* **DIRECTIONS FOR THIS TASK**:
All of the data below should be written out exactly.

Stored data
* * * * * * * * *

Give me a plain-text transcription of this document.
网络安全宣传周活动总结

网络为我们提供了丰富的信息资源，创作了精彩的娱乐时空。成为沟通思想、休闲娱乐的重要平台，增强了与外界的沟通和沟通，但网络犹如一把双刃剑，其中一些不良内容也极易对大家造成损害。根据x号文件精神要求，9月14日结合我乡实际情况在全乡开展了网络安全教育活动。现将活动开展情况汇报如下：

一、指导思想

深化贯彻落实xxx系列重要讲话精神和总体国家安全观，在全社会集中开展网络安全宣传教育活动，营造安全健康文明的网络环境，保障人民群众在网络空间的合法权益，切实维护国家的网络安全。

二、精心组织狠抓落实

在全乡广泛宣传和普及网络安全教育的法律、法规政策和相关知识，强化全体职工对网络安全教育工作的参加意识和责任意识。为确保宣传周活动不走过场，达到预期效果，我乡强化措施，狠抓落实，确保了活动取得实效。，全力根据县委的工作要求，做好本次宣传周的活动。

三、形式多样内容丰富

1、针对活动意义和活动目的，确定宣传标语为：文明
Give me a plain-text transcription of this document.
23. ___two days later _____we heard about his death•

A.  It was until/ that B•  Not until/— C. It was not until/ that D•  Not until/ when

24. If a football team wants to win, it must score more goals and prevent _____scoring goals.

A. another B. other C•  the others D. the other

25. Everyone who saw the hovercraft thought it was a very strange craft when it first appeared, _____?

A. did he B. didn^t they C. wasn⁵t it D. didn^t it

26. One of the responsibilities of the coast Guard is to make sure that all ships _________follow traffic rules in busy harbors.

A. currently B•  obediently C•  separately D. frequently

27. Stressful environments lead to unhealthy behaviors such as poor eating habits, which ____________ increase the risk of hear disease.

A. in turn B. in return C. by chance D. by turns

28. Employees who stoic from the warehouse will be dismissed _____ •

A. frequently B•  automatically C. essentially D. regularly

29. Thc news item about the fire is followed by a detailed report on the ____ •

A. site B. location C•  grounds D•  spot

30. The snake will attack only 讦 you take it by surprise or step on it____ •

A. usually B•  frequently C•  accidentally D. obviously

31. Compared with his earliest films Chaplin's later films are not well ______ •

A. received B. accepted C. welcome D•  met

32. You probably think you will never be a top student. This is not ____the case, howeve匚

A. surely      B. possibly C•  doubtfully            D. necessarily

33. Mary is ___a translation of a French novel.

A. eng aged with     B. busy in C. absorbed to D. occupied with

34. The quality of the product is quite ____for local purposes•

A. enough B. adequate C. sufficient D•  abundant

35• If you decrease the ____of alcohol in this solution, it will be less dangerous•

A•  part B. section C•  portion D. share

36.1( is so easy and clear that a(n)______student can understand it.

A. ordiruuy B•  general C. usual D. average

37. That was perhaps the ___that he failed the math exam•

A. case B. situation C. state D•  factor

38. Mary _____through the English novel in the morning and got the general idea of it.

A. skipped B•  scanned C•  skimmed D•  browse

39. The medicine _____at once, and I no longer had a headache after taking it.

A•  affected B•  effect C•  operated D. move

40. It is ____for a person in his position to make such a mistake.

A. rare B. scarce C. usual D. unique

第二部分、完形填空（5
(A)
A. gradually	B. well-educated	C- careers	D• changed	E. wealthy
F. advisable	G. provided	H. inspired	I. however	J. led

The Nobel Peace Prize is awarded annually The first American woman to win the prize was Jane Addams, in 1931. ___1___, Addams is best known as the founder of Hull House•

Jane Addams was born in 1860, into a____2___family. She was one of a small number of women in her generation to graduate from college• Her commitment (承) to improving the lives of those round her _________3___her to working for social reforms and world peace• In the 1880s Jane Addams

* * * * * * * * *

* **TASK RESULT**:
Give me a plain-text transcription of this document.
网络安全宣传周活动总结

网络为我们提供了丰富的信息资源，创作了精彩的娱乐时空。成为沟通思想、休闲娱乐的重要平台，增强了与外界的沟通和沟通，但网络犹如一把双刃剑，其中一些不良内容也极易对大家造成损害。根据x号文件精神要求，9月14日结合我乡实际情况在全乡开展了网络安全教育活动。现将活动开展情况汇报如下：

一、指导思想

深化贯彻落实xxx系列重要讲话精神和总体国家安全观，在全社会集中开展网络安全宣传教育活动，营造安全健康文明的网络环境，保障人民群众在网络空间的合法权益，切实维护国家的网络安全。

二、精心组织狠抓落实

在全乡广泛宣传和普及网络安全教育的法律、法规政策和相关知识，强化全体职工对网络安全教育工作的参加意识和责任意识。为确保宣传周活动不走过场，达到预期效果，我乡强化措施，狠抓落实，确保了活动取得实效。，全力根据县委的工作要求，做好本次宣传周的活动。

三、形式多样内容丰富

1、针对活动意义和活动目的，确定宣传标语为：文明
Give me a plain-text transcription of this document.
23. ___two days later _____we heard about his death•

A.  It was until/ that B•  Not until/— C. It was not until/ that D•  Not until/ when

24. If a football team wants to win, it must score more goals and prevent _____scoring goals.

A. another B. other C•  the others D. the other

25. Everyone who saw the hovercraft thought it was a very strange craft when it first appeared, _____?

A. did he B. didn^t they C. wasn⁵t it D. didn^t it

26. One of the responsibilities of the coast Guard is to make sure that all ships _________follow traffic rules in busy harbors.

A. currently B•  obediently C•  separately D. frequently

27. Stressful environments lead to unhealthy behaviors such as poor eating habits, which ____________ increase the risk of hear disease.

A. in turn B. in return C. by chance D. by turns

28. Employees who stoic from the warehouse will be dismissed _____ •

A. frequently B•  automatically C. essentially D. regularly

29. Thc news item about the fire is followed by a detailed report on the ____ •

A. site B. location C•  grounds D•  spot

30. The snake will attack only 讦 you take it by surprise or step on it____ •

A. usually B•  frequently C•  accidentally D. obviously

31. Compared with his earliest films Chaplin's later films are not well ______ •

A. received B. accepted C. welcome D•  met

32. You probably think you will never be a top student. This is not ____the case, howeve匚

A. surely      B. possibly C•  doubtfully            D. necessarily

33. Mary is ___a translation of a French novel.

A. eng aged with     B. busy in C. absorbed to D. occupied with

34. The quality of the product is quite ____for local purposes•

A. enough B. adequate C. sufficient D•  abundant

35• If you decrease the ____of alcohol in this solution, it will be less dangerous•

A•  part B. section C•  portion D. share

36.1( is so easy and clear that a(n)______student can understand it.

A. ordiruuy B•  general C. usual D. average

37. That was perhaps the ___that he failed the math exam•

A. case B. situation C. state D•  factor

38. Mary _____through the English novel in the morning and got the general idea of it.

A. skipped B•  scanned C•  skimmed D•  browse

39. The medicine _____at once, and I no longer had a headache after taking it.

A•  affected B•  effect C•  operated D. move

40. It is ____for a person in his position to make such a mistake.

A. rare B. scarce C. usual D. unique

第二部分、完形填空（5
(A)
A. gradually	B. well-educated	C- careers	D• changed	E. wealthy
F. advisable	G. provided	H. inspired	I. however	J. led

The Nobel Peace Prize is awarded annually The first American woman to win the prize was Jane Addams, in 1931. ___1___, Addams is best known as the founder of Hull House•

Jane Addams was born in 1860, into a____2___family. She was one of a small number of women in her generation to graduate from college• Her commitment (承) to improving the lives of those round her _________3___her to working for social reforms and world peace• In the 1880s Jane Addams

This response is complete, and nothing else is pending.